> **Your objective**
Can you transcribe the passage from the Solaris notes verbatim, starting at "1. Ensure that" and ending at "-l output )."?

> **Selected passage**
────────────────────

Archive for the ‘Solaris’ Category

Setting up login on serial port on Solaris

Thursday, November 8th, 2007

1. Ensure that there is are no services defined using: pmadm -l (in order to
remove use pmadm -r -p <name1> -s <name2> where name1 && name2 are taken from
pmadm -l output ).

2. Place serial port parameters in /etc/ttydefs:
echo “conttymy:9600 hupcl:9600 hupcl::” >> /etc/ttydefs

3. Execute:
pmadm -a -p zsmon -s ttya -i root -fu -v `ttyadm -V` -m “`ttyadm -m ldterm,ttcompat -p ‘Enter_your_Hostname login: ‘ -S n -T vt100 -d /dev/term/a -l conttymy -s /usr/bin/login`”

4. Verify by using: pmadm -l

5. Try connecting from the other end(KVM/other server).

6. To allow root login from serial edit /etc/default/login file and comment out CONSOLE=/dev/console (allows root login).

rpc.metacld or rpc.metad: Permission denied on Solaris 10u4

Thursday, September 13th, 2007

If for some reason you got the “rpc.metad: <hostname>: Permission denied” error while creating multiowner metaset (eg. for Oracle RAC; metaset -s oradg -M …) edit the /etc/group and add root to sysadmin group. Next, try to retry the command.

This error is strange strange, because I haven’t got it while creating metasets on S10U3. Hm.

────────────────────

> **Listed records**
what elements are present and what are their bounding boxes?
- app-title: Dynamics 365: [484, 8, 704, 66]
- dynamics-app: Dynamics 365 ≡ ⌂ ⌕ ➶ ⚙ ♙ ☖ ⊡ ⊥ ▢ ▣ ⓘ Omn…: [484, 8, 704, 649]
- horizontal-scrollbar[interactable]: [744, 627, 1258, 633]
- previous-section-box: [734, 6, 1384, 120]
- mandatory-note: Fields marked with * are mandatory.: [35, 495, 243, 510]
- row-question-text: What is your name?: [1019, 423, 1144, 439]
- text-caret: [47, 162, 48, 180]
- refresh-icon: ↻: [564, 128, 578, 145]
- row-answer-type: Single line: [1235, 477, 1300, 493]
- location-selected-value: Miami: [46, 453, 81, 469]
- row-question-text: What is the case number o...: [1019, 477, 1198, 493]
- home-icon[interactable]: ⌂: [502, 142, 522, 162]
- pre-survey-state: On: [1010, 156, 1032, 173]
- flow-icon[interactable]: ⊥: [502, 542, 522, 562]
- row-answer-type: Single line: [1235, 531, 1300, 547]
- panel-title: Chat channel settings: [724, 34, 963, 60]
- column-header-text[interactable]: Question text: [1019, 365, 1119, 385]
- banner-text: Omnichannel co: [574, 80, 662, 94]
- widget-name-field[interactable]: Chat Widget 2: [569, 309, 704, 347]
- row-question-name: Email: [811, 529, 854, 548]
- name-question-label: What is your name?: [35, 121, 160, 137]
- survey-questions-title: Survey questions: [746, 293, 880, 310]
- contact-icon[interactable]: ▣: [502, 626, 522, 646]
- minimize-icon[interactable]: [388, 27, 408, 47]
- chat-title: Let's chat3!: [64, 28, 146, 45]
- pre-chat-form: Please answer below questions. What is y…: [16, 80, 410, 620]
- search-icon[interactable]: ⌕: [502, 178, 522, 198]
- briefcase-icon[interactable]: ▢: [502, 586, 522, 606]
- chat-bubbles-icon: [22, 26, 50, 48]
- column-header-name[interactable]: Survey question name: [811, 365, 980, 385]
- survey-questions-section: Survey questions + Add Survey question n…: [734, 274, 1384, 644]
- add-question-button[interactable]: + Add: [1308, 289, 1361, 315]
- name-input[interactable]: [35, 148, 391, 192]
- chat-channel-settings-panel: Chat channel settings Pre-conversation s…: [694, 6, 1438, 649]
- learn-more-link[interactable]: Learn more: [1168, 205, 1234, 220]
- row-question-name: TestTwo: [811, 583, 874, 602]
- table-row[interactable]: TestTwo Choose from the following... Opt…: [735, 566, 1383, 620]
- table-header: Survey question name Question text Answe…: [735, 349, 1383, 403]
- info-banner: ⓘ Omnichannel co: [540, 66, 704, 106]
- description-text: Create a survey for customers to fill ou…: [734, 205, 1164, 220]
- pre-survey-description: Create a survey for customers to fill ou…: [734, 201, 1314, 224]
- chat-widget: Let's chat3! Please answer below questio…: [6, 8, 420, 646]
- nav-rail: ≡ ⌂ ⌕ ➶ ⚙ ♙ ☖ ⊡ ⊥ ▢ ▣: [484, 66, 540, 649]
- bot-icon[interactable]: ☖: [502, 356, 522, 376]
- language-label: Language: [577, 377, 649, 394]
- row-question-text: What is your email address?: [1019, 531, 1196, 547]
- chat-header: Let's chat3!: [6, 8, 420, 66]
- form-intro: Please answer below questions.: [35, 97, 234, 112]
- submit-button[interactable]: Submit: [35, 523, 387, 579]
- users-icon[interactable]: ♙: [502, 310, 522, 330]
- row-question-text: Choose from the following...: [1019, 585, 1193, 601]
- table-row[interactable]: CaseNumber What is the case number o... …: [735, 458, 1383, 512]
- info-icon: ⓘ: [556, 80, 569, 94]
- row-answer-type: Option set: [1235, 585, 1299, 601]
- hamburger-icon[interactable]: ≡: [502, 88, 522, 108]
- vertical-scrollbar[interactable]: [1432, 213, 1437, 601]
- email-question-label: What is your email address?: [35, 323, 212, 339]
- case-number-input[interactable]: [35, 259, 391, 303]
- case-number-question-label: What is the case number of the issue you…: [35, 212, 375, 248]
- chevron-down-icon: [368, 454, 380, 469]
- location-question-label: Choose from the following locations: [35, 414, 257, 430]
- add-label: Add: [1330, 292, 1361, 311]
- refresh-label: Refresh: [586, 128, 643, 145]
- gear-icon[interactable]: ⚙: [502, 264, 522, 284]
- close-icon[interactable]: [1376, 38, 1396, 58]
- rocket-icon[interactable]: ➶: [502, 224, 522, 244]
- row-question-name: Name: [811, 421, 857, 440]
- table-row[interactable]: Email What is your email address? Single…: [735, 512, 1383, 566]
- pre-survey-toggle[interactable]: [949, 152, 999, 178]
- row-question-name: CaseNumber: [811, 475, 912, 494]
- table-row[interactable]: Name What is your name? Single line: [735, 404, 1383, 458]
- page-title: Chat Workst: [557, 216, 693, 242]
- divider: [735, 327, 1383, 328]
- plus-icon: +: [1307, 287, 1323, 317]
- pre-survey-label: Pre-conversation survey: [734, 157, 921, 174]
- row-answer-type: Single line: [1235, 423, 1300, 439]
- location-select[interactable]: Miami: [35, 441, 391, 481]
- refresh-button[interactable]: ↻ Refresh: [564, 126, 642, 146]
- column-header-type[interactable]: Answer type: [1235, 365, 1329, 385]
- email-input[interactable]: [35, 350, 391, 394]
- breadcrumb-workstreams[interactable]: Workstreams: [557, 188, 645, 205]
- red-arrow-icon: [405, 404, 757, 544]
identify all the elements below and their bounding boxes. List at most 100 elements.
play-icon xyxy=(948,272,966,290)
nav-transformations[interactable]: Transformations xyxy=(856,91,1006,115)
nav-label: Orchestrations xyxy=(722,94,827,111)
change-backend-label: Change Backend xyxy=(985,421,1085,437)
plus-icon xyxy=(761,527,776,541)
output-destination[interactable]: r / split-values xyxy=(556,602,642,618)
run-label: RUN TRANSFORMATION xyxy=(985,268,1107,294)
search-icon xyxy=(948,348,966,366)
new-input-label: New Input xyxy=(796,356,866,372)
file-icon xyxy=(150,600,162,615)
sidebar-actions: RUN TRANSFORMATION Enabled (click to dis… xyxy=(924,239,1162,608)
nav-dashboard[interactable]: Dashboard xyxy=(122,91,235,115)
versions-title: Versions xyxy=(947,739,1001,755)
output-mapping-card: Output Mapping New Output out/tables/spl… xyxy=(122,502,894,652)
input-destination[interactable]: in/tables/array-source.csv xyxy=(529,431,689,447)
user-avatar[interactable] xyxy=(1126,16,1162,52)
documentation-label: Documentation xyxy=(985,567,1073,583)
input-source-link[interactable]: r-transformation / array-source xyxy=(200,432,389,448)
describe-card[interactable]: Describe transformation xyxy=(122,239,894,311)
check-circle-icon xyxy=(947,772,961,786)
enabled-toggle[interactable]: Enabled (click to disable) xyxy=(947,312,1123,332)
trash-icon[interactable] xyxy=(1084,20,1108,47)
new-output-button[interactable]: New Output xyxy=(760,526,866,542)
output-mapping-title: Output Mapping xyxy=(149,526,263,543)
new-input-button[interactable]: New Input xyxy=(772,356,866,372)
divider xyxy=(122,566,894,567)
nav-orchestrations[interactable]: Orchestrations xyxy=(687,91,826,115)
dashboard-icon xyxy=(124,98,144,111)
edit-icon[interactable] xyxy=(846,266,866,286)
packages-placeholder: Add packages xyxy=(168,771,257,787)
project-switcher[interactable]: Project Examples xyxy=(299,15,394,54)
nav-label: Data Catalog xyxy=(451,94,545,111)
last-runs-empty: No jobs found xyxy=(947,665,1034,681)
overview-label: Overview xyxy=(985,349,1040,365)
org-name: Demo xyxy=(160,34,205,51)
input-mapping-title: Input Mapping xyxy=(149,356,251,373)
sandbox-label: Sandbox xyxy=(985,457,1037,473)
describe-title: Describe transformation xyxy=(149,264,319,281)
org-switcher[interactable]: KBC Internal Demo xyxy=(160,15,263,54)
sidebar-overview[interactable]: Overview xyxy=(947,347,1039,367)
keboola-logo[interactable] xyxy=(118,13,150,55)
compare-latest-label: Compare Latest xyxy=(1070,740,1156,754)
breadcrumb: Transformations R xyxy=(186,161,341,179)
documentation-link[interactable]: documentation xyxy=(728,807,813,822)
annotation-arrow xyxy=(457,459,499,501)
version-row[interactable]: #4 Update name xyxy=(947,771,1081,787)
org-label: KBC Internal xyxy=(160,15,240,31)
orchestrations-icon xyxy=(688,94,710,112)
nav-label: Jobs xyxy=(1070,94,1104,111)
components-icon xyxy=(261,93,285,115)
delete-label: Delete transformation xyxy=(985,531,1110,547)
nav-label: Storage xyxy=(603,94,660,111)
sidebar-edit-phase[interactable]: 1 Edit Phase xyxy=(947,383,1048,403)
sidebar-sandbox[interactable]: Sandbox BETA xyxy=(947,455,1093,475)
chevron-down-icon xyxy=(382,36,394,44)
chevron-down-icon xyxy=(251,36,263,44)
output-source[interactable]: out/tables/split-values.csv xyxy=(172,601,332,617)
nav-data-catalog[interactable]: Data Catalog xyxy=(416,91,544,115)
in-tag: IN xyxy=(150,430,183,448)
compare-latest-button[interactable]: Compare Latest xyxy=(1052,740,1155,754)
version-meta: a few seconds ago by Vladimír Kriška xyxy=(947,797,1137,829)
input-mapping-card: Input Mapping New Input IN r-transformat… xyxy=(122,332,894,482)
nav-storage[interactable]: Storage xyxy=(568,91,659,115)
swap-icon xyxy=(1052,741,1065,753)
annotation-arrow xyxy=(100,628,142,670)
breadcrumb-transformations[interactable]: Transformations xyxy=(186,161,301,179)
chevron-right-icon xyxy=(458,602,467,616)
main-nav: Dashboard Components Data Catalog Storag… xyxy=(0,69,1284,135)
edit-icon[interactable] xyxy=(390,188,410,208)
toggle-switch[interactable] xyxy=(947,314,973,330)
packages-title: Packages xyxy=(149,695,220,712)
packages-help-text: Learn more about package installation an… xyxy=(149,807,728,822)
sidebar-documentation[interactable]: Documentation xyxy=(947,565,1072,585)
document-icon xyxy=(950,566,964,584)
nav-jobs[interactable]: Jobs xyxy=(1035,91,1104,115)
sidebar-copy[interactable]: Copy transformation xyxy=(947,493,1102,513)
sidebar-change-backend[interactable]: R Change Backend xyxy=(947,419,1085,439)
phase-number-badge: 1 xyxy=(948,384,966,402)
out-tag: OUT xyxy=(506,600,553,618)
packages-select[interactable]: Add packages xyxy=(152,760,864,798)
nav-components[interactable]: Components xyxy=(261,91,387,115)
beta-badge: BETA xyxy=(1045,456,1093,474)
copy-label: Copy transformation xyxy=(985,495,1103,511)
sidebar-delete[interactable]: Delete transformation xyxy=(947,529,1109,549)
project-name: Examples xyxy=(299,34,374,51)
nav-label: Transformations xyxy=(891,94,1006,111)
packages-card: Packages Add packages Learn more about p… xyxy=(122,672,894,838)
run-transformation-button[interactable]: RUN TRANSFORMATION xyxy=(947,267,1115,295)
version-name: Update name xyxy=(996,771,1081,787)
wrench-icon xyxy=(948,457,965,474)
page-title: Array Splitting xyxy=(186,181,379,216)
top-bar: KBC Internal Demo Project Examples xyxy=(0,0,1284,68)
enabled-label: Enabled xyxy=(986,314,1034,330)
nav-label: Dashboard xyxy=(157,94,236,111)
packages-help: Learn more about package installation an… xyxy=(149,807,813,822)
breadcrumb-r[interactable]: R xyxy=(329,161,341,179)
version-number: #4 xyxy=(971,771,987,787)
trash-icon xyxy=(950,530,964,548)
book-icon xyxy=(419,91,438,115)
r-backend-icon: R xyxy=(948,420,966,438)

────────────────────

> **Solution**
1. Ensure that there is are no services defined using: pmadm -l (in order to
remove use pmadm -r -p <name1> -s <name2> where name1 && name2 are taken from
pmadm -l output ).